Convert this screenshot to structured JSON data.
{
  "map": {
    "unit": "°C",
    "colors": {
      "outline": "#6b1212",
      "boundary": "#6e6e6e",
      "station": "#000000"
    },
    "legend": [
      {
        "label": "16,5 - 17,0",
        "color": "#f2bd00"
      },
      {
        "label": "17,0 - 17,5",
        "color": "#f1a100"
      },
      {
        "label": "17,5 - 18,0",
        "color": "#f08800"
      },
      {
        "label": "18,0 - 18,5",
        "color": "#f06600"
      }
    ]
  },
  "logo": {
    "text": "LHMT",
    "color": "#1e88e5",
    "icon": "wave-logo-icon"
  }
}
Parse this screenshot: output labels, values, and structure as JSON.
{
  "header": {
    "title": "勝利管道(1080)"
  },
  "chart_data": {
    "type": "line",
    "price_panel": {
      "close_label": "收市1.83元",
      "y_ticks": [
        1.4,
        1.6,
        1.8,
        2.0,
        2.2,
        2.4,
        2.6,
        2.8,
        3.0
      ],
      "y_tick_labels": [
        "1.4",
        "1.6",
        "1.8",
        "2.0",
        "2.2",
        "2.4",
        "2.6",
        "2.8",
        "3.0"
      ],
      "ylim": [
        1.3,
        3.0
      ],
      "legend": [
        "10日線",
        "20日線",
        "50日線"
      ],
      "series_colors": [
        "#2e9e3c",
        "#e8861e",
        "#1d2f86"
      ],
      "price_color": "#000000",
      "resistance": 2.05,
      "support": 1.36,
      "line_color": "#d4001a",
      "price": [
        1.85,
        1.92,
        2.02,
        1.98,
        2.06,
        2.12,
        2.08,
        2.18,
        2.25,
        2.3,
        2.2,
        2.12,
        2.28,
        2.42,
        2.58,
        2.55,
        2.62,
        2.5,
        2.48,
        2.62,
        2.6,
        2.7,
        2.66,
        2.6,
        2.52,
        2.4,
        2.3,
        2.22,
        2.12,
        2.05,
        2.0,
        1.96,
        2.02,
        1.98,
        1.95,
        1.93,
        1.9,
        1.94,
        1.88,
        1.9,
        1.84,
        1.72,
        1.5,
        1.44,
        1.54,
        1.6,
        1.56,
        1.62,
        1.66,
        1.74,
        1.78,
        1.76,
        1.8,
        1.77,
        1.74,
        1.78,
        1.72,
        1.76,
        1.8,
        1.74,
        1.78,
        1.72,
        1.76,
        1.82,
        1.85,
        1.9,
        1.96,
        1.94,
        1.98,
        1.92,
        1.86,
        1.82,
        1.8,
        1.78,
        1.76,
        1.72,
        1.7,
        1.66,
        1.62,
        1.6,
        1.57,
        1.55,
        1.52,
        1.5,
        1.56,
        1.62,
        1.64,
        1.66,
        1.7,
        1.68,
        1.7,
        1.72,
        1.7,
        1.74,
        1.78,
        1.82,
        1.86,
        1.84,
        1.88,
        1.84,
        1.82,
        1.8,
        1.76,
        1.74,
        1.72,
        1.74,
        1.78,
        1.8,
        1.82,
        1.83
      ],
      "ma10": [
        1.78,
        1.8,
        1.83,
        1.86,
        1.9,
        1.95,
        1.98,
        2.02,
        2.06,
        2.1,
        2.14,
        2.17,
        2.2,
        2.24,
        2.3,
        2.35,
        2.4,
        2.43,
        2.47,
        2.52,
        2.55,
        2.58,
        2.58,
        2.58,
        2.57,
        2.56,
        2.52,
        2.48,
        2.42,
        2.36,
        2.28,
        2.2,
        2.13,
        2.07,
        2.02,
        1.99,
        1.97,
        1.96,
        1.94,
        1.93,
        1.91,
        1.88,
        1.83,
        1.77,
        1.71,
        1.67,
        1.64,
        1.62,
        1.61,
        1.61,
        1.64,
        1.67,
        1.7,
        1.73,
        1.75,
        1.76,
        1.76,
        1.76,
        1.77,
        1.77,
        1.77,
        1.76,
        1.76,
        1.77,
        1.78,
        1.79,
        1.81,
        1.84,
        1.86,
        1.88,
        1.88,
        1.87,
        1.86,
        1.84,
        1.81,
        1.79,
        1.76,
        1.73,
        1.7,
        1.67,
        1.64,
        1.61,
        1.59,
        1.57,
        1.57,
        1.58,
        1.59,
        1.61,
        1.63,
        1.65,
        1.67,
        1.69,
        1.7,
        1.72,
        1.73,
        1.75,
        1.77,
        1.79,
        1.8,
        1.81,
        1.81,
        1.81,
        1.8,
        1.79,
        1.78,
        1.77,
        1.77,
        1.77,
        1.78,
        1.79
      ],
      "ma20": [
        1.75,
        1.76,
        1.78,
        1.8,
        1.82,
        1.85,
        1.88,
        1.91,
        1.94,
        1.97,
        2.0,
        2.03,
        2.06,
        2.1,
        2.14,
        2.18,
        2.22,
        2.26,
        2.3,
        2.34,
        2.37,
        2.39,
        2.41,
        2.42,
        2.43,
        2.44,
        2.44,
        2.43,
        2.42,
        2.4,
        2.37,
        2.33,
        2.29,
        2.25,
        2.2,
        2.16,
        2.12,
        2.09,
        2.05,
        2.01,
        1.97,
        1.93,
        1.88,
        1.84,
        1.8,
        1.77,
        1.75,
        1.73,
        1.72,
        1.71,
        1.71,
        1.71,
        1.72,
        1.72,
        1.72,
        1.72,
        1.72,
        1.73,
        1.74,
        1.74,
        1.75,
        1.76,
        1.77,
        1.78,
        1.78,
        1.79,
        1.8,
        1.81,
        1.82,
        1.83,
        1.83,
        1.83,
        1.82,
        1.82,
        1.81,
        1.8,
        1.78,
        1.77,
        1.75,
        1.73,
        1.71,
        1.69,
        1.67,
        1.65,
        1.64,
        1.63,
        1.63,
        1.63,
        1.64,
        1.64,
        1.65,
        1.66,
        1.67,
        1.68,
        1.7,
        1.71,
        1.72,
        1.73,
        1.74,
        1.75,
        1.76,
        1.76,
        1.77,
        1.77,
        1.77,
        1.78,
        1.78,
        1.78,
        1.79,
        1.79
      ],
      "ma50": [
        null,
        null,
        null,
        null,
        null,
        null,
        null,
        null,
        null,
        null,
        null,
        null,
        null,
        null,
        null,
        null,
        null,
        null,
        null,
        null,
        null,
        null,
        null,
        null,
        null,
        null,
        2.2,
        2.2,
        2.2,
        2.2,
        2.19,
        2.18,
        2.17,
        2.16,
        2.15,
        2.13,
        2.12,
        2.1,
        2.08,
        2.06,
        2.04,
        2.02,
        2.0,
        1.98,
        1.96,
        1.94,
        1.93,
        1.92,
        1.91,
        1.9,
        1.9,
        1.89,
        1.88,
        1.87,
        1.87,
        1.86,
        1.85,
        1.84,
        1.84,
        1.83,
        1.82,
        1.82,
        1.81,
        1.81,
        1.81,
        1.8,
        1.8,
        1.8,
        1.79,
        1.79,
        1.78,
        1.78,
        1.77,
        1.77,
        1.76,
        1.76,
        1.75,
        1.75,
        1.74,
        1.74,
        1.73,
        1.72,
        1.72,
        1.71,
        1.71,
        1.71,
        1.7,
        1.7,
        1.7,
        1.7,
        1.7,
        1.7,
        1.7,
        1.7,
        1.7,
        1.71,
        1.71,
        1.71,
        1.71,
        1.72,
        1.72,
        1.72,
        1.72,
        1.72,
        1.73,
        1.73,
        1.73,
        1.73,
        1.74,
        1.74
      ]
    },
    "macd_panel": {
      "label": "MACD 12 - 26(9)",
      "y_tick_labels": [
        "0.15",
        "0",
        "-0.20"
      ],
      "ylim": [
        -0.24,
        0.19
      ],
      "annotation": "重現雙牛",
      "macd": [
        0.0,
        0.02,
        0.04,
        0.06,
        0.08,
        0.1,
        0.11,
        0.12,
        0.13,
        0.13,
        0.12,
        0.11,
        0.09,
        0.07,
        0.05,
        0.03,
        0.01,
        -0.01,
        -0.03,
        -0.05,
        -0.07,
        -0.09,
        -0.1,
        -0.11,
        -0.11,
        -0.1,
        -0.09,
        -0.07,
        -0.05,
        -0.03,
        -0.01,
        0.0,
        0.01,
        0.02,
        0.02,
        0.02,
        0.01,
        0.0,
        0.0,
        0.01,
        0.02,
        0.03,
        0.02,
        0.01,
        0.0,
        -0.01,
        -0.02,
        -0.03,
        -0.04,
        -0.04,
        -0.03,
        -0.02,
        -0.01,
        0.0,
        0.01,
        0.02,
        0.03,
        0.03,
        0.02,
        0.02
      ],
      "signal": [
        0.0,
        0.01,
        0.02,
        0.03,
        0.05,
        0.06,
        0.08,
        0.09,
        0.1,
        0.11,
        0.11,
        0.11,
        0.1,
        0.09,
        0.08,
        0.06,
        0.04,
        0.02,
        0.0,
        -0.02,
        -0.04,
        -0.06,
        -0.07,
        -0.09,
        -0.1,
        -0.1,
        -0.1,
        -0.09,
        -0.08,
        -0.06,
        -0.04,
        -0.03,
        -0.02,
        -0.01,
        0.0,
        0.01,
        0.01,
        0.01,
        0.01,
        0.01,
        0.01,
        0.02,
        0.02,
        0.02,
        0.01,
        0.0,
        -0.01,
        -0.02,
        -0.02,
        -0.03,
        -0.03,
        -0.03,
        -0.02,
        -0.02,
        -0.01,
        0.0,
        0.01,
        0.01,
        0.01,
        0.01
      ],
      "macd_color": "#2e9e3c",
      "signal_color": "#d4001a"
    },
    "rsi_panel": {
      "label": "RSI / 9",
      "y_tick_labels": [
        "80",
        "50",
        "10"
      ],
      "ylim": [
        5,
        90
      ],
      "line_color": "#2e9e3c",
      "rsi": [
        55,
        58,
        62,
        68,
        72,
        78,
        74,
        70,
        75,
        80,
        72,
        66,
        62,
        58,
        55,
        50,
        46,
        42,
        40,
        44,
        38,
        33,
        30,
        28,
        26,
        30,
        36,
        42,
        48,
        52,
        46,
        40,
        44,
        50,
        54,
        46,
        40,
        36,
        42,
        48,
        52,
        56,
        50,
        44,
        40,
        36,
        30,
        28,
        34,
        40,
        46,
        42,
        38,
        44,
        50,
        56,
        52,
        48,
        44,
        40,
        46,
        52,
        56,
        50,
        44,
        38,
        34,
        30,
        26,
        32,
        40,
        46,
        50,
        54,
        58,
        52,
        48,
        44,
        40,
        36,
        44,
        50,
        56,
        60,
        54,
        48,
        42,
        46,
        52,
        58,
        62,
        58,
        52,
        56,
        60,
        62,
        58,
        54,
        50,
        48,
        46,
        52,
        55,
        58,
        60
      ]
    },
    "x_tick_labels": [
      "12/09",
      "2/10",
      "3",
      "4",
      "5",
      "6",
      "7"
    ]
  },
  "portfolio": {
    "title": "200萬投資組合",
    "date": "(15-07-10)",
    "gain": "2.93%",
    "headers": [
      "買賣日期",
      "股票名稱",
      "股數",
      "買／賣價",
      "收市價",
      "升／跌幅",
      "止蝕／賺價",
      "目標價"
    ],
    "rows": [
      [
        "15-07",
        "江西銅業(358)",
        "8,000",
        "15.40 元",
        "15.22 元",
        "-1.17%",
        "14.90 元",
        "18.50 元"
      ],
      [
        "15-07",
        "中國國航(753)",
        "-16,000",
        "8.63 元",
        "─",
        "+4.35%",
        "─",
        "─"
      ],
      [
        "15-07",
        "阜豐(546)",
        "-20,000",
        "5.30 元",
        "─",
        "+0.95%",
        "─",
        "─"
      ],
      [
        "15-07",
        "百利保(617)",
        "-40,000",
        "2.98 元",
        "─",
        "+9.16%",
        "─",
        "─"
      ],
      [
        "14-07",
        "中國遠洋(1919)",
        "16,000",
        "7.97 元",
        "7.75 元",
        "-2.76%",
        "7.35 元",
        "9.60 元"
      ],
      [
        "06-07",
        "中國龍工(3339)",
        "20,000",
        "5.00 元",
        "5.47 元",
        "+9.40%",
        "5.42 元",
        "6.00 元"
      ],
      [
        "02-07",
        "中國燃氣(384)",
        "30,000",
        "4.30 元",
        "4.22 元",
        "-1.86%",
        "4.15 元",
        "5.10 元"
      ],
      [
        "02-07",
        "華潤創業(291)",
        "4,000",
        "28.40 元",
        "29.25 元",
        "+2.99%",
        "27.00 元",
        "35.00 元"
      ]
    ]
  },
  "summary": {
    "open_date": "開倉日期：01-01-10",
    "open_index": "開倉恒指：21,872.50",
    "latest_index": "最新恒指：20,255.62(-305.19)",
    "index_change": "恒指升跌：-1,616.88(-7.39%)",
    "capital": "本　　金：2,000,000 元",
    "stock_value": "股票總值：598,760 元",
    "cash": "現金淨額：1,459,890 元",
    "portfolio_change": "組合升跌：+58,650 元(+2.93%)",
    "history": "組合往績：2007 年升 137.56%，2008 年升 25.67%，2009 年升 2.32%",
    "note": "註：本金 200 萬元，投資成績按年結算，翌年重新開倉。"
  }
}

» Exercise task
Of the lines in the material, how many contain the word "JSON"? Reply with the number and nothing else.

» Answer to the problem
2